Begin Data extract
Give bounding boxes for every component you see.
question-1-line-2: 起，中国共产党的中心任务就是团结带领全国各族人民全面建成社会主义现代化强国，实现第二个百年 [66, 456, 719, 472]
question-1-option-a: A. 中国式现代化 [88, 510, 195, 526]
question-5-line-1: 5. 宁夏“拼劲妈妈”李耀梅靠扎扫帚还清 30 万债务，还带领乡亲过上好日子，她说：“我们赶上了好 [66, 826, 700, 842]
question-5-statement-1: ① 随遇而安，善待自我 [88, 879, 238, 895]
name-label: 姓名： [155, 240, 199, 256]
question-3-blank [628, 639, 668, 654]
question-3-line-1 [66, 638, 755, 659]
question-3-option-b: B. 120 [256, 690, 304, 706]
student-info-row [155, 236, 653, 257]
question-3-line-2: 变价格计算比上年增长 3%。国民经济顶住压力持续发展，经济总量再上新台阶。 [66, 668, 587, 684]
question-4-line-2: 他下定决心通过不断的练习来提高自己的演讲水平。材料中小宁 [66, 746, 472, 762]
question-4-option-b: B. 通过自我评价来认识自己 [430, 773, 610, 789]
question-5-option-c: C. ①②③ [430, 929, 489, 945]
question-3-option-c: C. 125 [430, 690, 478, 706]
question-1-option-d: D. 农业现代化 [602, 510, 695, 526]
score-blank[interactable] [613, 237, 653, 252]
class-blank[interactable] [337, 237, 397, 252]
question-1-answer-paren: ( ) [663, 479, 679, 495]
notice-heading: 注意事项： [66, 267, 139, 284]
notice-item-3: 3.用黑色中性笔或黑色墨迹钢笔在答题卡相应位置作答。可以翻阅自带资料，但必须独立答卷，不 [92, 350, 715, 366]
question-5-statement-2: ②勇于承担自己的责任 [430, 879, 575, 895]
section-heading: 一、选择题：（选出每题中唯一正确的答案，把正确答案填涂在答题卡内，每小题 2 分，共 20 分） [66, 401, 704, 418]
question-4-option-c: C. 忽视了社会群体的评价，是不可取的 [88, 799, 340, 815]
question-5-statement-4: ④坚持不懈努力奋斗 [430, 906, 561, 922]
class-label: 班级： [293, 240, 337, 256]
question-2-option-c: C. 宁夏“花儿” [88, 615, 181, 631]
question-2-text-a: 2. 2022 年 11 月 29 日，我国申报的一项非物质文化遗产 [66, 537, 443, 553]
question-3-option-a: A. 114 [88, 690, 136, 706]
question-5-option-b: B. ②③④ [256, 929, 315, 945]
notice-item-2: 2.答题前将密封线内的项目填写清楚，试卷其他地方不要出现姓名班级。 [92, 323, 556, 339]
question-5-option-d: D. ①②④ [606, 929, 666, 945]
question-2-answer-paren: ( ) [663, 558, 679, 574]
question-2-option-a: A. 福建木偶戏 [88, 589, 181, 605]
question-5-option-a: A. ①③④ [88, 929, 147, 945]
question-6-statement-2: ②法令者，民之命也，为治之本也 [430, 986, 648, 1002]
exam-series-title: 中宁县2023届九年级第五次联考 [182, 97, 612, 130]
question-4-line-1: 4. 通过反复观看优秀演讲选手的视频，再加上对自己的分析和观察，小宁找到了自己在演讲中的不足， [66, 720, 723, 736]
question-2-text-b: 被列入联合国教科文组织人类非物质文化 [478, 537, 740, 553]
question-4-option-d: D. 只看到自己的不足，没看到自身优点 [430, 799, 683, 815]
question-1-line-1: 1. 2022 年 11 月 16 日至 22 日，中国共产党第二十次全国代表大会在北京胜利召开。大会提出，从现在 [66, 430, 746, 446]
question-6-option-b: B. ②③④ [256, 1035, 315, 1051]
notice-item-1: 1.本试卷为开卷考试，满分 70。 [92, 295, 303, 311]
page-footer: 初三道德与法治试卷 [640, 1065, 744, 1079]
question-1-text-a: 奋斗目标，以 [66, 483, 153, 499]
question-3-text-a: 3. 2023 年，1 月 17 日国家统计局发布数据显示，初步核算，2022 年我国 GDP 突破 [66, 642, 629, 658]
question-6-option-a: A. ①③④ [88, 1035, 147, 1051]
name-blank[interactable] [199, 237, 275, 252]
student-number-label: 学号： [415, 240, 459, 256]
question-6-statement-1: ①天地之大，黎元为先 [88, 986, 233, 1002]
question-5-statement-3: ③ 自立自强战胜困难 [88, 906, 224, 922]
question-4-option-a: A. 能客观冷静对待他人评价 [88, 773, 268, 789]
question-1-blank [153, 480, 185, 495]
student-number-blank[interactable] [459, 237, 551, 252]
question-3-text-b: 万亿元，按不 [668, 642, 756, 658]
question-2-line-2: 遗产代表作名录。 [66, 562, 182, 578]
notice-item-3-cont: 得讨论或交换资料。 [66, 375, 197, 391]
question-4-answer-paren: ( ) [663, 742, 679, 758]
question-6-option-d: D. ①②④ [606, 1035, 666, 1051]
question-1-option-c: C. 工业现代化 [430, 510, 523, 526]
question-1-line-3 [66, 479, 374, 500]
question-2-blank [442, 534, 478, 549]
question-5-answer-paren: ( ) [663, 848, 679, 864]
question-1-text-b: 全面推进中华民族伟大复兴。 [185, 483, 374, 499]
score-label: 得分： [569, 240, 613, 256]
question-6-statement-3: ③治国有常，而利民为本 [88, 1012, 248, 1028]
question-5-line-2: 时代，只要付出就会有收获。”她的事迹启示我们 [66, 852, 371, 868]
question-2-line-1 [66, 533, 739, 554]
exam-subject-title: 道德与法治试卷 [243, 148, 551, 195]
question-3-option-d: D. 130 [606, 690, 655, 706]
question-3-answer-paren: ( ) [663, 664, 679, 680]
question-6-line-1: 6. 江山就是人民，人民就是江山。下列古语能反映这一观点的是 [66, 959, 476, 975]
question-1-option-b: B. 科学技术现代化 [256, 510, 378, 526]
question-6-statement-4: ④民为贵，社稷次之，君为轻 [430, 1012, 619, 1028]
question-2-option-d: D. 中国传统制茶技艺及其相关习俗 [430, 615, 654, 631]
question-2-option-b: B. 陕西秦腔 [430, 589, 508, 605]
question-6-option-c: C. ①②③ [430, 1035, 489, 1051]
End Data extract
Exercise brief —
Write out the saved data entries from the first line through the line containing "score-blank[interactable] [613, 237, 653, 252]", including both, word for word.

Solved exercise —
Give bounding boxes for every component you see.
question-1-line-2: 起，中国共产党的中心任务就是团结带领全国各族人民全面建成社会主义现代化强国，实现第二个百年 [66, 456, 719, 472]
question-1-option-a: A. 中国式现代化 [88, 510, 195, 526]
question-5-line-1: 5. 宁夏“拼劲妈妈”李耀梅靠扎扫帚还清 30 万债务，还带领乡亲过上好日子，她说：“我们赶上了好 [66, 826, 700, 842]
question-5-statement-1: ① 随遇而安，善待自我 [88, 879, 238, 895]
name-label: 姓名： [155, 240, 199, 256]
question-3-blank [628, 639, 668, 654]
question-3-line-1 [66, 638, 755, 659]
question-3-option-b: B. 120 [256, 690, 304, 706]
student-info-row [155, 236, 653, 257]
question-3-line-2: 变价格计算比上年增长 3%。国民经济顶住压力持续发展，经济总量再上新台阶。 [66, 668, 587, 684]
question-4-line-2: 他下定决心通过不断的练习来提高自己的演讲水平。材料中小宁 [66, 746, 472, 762]
question-4-option-b: B. 通过自我评价来认识自己 [430, 773, 610, 789]
question-5-option-c: C. ①②③ [430, 929, 489, 945]
question-3-option-c: C. 125 [430, 690, 478, 706]
question-1-option-d: D. 农业现代化 [602, 510, 695, 526]
score-blank[interactable] [613, 237, 653, 252]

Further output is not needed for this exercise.